_Task statement_
Pull out every line below holding the word "вероятно".
— Start of Input for this task —
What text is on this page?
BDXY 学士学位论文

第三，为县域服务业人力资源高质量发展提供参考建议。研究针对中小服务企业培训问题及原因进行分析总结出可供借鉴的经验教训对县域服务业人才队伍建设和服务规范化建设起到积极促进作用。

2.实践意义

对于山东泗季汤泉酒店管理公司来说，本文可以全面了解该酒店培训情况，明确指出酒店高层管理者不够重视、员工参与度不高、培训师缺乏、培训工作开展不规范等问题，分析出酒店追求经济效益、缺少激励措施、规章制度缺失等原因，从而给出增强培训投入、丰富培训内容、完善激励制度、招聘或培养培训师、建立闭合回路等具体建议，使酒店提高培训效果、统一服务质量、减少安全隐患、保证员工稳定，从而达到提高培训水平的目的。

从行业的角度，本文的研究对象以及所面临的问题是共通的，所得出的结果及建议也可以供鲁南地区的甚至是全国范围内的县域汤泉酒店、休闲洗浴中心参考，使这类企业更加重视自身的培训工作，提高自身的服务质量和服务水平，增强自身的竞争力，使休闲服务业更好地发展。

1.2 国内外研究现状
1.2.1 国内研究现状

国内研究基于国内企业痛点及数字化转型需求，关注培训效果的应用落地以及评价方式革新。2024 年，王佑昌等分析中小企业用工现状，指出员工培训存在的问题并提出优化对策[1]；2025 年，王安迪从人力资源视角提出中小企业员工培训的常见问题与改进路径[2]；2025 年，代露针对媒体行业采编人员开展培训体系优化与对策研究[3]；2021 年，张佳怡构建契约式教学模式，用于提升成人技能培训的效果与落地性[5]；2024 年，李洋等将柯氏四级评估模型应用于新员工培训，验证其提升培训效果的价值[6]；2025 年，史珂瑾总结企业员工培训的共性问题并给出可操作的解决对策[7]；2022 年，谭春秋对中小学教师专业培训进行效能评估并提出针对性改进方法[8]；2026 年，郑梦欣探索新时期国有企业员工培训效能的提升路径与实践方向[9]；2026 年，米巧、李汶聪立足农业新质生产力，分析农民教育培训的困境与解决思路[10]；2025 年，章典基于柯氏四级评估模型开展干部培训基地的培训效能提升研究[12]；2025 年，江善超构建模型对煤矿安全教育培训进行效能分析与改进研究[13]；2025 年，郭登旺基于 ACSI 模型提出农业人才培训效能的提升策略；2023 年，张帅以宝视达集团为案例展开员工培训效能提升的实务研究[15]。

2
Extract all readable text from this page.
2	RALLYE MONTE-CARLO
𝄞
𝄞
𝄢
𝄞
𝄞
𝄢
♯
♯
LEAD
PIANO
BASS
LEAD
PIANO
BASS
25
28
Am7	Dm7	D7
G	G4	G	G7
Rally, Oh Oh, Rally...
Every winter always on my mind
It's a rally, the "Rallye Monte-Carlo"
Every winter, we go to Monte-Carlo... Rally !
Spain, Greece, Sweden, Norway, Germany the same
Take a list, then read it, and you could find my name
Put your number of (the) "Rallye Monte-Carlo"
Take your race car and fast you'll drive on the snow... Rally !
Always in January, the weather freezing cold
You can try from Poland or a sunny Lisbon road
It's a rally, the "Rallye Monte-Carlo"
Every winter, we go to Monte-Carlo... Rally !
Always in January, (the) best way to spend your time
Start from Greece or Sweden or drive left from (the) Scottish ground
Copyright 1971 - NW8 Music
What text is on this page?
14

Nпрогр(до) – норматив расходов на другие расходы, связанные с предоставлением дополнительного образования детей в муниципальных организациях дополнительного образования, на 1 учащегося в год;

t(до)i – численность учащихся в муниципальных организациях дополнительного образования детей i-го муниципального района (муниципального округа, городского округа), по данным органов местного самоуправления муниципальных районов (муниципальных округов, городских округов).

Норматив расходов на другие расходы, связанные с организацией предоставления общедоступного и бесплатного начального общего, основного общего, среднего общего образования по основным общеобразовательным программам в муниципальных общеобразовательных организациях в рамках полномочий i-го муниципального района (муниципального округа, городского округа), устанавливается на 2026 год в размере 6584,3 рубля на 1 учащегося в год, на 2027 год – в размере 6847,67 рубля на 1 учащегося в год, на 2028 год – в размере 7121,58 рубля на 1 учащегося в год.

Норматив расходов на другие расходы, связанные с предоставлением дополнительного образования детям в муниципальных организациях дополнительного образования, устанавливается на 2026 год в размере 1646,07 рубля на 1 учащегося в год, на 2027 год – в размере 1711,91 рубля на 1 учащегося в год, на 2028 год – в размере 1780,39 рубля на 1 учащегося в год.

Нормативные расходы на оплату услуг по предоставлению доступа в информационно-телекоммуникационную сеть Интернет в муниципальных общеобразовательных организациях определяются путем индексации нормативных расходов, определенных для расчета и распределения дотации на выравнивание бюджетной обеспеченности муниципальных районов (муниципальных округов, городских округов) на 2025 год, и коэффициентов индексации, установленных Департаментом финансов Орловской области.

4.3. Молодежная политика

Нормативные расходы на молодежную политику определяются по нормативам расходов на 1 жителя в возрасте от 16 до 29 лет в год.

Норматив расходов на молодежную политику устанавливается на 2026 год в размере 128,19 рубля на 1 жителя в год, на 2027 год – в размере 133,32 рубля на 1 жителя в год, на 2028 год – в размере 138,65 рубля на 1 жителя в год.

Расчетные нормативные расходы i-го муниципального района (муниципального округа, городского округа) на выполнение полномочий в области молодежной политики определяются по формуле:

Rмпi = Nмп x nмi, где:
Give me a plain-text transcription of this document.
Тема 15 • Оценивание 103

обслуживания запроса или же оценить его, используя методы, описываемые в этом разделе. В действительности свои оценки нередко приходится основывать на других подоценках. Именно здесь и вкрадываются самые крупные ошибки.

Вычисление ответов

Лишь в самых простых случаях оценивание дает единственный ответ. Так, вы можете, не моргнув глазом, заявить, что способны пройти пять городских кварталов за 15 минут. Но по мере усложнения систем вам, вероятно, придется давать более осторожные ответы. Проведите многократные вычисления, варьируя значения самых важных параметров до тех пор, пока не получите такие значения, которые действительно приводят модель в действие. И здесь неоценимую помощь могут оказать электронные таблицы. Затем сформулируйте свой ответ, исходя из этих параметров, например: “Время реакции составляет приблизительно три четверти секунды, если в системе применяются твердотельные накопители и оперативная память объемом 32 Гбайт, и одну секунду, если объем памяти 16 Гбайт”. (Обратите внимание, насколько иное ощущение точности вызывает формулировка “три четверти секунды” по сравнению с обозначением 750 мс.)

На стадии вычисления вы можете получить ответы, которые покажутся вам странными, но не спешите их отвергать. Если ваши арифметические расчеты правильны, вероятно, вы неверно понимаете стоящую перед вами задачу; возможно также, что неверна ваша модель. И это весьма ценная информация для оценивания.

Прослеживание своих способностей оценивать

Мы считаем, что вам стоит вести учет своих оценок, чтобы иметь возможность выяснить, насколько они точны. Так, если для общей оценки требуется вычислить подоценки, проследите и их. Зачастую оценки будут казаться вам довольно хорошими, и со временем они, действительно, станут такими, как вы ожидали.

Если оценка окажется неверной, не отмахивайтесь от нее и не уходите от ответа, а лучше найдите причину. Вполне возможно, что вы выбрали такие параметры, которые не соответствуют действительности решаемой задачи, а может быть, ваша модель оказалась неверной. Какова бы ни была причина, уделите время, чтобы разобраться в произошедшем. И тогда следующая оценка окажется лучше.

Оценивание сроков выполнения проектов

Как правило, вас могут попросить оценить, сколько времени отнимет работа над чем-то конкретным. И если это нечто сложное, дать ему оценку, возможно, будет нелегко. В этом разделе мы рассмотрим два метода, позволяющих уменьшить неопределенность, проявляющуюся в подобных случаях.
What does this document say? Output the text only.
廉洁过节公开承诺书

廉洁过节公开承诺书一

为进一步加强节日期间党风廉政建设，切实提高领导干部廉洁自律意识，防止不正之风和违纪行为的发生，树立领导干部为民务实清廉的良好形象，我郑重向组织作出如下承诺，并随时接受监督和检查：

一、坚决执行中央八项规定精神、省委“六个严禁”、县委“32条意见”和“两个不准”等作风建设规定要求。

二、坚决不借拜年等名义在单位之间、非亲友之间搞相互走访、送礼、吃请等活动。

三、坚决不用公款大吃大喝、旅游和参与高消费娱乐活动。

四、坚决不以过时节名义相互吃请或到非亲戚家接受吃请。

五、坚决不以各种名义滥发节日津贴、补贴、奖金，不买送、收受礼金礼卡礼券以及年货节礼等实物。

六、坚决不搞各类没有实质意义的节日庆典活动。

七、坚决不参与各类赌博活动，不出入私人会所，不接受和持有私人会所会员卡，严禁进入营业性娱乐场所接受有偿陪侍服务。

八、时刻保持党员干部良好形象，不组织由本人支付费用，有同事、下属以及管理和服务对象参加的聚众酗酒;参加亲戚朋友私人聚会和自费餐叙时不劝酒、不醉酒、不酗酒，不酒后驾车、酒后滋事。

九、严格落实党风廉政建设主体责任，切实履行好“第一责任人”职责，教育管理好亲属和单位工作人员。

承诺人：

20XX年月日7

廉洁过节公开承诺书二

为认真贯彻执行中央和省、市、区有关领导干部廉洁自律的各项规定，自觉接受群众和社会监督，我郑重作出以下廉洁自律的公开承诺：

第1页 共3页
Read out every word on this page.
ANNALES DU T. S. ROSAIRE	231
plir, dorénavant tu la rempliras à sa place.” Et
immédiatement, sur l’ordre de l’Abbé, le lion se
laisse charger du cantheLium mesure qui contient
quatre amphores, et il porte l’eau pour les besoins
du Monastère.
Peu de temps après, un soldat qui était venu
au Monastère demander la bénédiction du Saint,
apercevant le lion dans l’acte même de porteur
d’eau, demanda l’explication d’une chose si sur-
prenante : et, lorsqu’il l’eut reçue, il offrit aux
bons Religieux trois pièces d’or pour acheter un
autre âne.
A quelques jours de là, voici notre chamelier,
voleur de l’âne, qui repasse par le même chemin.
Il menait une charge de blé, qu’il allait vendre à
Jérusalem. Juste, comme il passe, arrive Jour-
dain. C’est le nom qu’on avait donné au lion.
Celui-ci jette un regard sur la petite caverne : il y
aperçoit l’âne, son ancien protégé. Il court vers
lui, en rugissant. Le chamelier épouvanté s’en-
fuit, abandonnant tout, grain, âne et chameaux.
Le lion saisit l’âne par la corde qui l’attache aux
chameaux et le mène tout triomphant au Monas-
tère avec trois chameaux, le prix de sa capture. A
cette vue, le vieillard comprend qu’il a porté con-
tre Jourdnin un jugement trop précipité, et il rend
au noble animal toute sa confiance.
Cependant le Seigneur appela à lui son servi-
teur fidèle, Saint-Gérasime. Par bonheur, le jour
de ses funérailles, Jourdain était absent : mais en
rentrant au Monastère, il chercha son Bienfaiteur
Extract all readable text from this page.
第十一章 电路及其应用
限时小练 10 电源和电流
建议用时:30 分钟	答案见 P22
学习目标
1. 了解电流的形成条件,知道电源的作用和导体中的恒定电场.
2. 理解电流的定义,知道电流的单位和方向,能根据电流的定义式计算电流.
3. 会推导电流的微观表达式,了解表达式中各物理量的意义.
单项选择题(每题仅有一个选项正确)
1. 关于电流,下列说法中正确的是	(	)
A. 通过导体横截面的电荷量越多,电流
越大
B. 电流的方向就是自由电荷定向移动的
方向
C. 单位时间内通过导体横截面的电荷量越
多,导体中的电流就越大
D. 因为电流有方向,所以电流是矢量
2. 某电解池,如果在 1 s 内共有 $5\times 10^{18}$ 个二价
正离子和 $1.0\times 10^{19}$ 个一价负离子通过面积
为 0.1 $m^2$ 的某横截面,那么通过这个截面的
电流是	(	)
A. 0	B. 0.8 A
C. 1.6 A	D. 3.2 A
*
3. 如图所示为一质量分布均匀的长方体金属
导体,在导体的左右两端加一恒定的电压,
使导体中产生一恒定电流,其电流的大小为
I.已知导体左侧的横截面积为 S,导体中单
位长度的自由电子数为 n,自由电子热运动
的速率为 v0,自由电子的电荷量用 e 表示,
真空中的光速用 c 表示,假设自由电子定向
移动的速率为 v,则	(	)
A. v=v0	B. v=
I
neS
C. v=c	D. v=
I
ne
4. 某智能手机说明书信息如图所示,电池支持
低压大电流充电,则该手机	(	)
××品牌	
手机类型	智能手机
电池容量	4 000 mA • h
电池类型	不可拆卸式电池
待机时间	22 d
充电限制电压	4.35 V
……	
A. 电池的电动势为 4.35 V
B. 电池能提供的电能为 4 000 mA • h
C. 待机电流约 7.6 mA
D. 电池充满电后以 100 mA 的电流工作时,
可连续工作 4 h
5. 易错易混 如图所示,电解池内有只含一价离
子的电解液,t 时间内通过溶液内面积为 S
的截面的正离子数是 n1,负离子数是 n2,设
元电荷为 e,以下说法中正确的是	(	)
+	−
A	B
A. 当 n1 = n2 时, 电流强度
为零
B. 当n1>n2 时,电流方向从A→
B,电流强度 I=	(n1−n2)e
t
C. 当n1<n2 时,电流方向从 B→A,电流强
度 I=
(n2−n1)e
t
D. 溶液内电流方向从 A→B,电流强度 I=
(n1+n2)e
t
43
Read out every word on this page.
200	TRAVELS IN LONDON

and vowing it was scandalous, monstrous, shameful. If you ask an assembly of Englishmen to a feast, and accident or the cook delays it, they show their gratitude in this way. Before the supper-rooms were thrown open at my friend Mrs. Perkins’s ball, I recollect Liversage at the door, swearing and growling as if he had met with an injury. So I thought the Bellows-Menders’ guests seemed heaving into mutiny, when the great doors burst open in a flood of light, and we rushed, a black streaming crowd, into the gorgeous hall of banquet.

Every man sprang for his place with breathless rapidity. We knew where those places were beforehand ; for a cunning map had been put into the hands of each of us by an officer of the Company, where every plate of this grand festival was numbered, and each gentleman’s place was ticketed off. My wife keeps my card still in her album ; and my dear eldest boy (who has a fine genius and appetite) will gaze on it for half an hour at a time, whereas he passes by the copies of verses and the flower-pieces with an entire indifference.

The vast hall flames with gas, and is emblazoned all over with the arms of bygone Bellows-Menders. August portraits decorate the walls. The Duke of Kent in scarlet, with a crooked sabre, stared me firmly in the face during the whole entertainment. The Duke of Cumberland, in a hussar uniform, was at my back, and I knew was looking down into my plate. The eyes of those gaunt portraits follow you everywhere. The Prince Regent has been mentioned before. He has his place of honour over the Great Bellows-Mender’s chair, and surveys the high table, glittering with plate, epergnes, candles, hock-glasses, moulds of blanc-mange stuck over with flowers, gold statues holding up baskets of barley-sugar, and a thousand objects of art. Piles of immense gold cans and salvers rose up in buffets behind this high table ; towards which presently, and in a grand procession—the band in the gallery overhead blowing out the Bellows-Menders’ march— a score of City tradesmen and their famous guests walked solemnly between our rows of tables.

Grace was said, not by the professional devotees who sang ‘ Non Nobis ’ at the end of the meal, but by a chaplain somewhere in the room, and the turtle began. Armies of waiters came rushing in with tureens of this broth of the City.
— End of Input for this task —
_Result for this task_
Лишь в самых простых случаях оценивание дает единственный ответ. Так, вы можете, не моргнув глазом, заявить, что способны пройти пять городских кварталов за 15 минут. Но по мере усложнения систем вам, вероятно, придется давать более осторожные ответы. Проведите многократные вычисления, варьируя значения самых важных параметров до тех пор, пока не получите такие значения, которые действительно приводят модель в действие. И здесь неоценимую помощь могут оказать электронные таблицы. Затем сформулируйте свой ответ, исходя из этих параметров, например: “Время реакции составляет приблизительно три четверти секунды, если в системе применяются твердотельные накопители и оперативная память объемом 32 Гбайт, и одну секунду, если объем памяти 16 Гбайт”. (Обратите внимание, насколько иное ощущение точности вызывает формулировка “три четверти секунды” по сравнению с обозначением 750 мс.)
На стадии вычисления вы можете получить ответы, которые покажутся вам странными, но не спешите их отвергать. Если ваши арифметические расчеты правильны, вероятно, вы неверно понимаете стоящую перед вами задачу; возможно также, что неверна ваша модель. И это весьма ценная информация для оценивания.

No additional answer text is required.